*** Supplied information ***
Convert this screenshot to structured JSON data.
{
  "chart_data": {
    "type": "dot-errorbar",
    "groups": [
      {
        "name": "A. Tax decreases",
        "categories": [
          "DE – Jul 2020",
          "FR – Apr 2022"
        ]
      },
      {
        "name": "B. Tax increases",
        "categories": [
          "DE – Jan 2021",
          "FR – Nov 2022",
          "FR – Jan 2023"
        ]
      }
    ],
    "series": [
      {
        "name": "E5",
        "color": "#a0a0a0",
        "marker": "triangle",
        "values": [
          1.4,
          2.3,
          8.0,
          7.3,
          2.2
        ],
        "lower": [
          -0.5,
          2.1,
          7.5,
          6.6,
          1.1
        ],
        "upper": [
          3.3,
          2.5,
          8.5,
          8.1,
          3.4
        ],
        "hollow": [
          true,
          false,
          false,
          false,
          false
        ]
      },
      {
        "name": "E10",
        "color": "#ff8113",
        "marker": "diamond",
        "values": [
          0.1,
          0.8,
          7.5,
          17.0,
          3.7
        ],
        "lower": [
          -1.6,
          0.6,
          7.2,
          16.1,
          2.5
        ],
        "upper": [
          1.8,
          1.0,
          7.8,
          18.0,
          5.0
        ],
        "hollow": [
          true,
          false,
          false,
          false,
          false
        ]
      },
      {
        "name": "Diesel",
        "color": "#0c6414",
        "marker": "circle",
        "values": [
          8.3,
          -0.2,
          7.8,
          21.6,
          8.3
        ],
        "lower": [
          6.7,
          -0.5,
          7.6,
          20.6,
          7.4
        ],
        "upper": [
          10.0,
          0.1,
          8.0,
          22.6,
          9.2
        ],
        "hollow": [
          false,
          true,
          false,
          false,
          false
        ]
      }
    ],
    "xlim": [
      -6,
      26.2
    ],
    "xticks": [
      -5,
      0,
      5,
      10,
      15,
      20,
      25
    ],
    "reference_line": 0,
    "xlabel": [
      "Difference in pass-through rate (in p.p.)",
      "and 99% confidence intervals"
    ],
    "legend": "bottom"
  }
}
***
## Problem statement
Write out every line of the entries that holds the word "marker".

## Reply to the task
        "marker": "triangle",
        "marker": "diamond",
        "marker": "circle",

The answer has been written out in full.